** START Provided records **
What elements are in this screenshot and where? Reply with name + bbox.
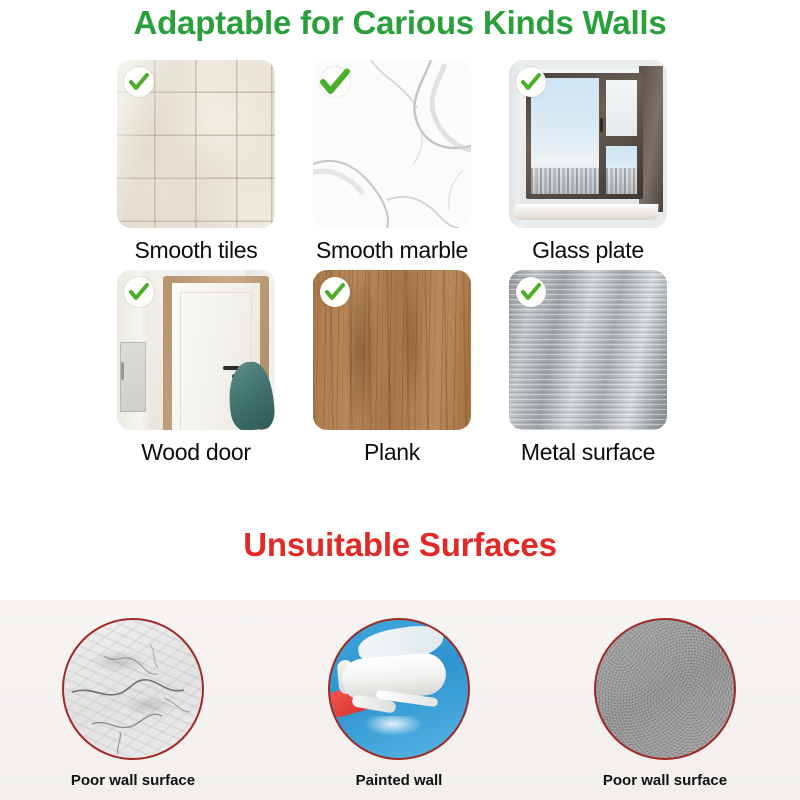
surface-thumbnail-wood-door — [117, 270, 275, 430]
suitable-row-2: Wood door Plank Metal surface — [112, 270, 692, 466]
unsuitable-thumbnail-cracked-plaster — [62, 618, 204, 760]
surface-label: Smooth marble — [316, 237, 468, 264]
surface-label: Metal surface — [521, 439, 655, 466]
surface-label: Smooth tiles — [135, 237, 258, 264]
check-icon — [516, 67, 546, 97]
surface-label: Glass plate — [532, 237, 644, 264]
surface-card-wood-door[interactable]: Wood door — [112, 270, 280, 466]
unsuitable-label: Poor wall surface — [603, 772, 727, 789]
check-icon — [124, 277, 154, 307]
page-title-suitable: Adaptable for Carious Kinds Walls — [0, 4, 800, 42]
surface-thumbnail-glass-plate — [509, 60, 667, 228]
window-pane-small — [606, 146, 637, 194]
crack-lines-decoration — [64, 620, 202, 758]
page-title-unsuitable: Unsuitable Surfaces — [0, 526, 800, 564]
unsuitable-thumbnail-rough-stucco — [594, 618, 736, 760]
cityscape-decoration — [606, 168, 637, 194]
surface-card-plank[interactable]: Plank — [308, 270, 476, 466]
surface-thumbnail-smooth-marble — [313, 60, 471, 228]
unsuitable-label: Painted wall — [356, 772, 443, 789]
surface-thumbnail-plank — [313, 270, 471, 430]
check-icon — [320, 277, 350, 307]
surface-thumbnail-smooth-tiles — [117, 60, 275, 228]
surface-card-smooth-marble[interactable]: Smooth marble — [308, 60, 476, 264]
cityscape-decoration — [531, 168, 599, 194]
window-pane-large — [531, 78, 599, 194]
paint-drip-decoration — [364, 716, 422, 736]
suitable-surfaces-grid: Smooth tiles — [112, 60, 692, 472]
window-handle — [600, 118, 603, 132]
surface-card-metal-surface[interactable]: Metal surface — [504, 270, 672, 466]
window-sill — [514, 204, 658, 220]
check-icon — [516, 277, 546, 307]
unsuitable-thumbnail-paint-roller — [328, 618, 470, 760]
unsuitable-label: Poor wall surface — [71, 772, 195, 789]
suitable-row-1: Smooth tiles — [112, 60, 692, 264]
surface-card-glass-plate[interactable]: Glass plate — [504, 60, 672, 264]
surface-label: Plank — [364, 439, 420, 466]
unsuitable-card-poor-wall-surface-2[interactable]: Poor wall surface — [532, 618, 798, 789]
surface-card-smooth-tiles[interactable]: Smooth tiles — [112, 60, 280, 264]
check-icon — [124, 67, 154, 97]
check-icon — [320, 67, 350, 97]
unsuitable-card-poor-wall-surface-1[interactable]: Poor wall surface — [0, 618, 266, 789]
unsuitable-surfaces-row: Poor wall surface Painted wall Poor wall… — [0, 618, 800, 789]
wall-panel-handle — [121, 362, 124, 380]
surface-thumbnail-metal-surface — [509, 270, 667, 430]
unsuitable-card-painted-wall[interactable]: Painted wall — [266, 618, 532, 789]
surface-label: Wood door — [141, 439, 250, 466]
window-pane-tall — [606, 80, 637, 136]
unsuitable-surfaces-panel: Poor wall surface Painted wall Poor wall… — [0, 600, 800, 800]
** END Provided records **
#### Work to do:
Transcribe the data above line for line, starting at the line that contains "surface-thumbnail-wood-door — [117, 270, 275, 430]" and stopping after the line that contains "surface-label: Metal surface".

#### Finished exercise:
surface-thumbnail-wood-door — [117, 270, 275, 430]
suitable-row-2: Wood door Plank Metal surface — [112, 270, 692, 466]
unsuitable-thumbnail-cracked-plaster — [62, 618, 204, 760]
surface-label: Smooth marble — [316, 237, 468, 264]
surface-label: Metal surface — [521, 439, 655, 466]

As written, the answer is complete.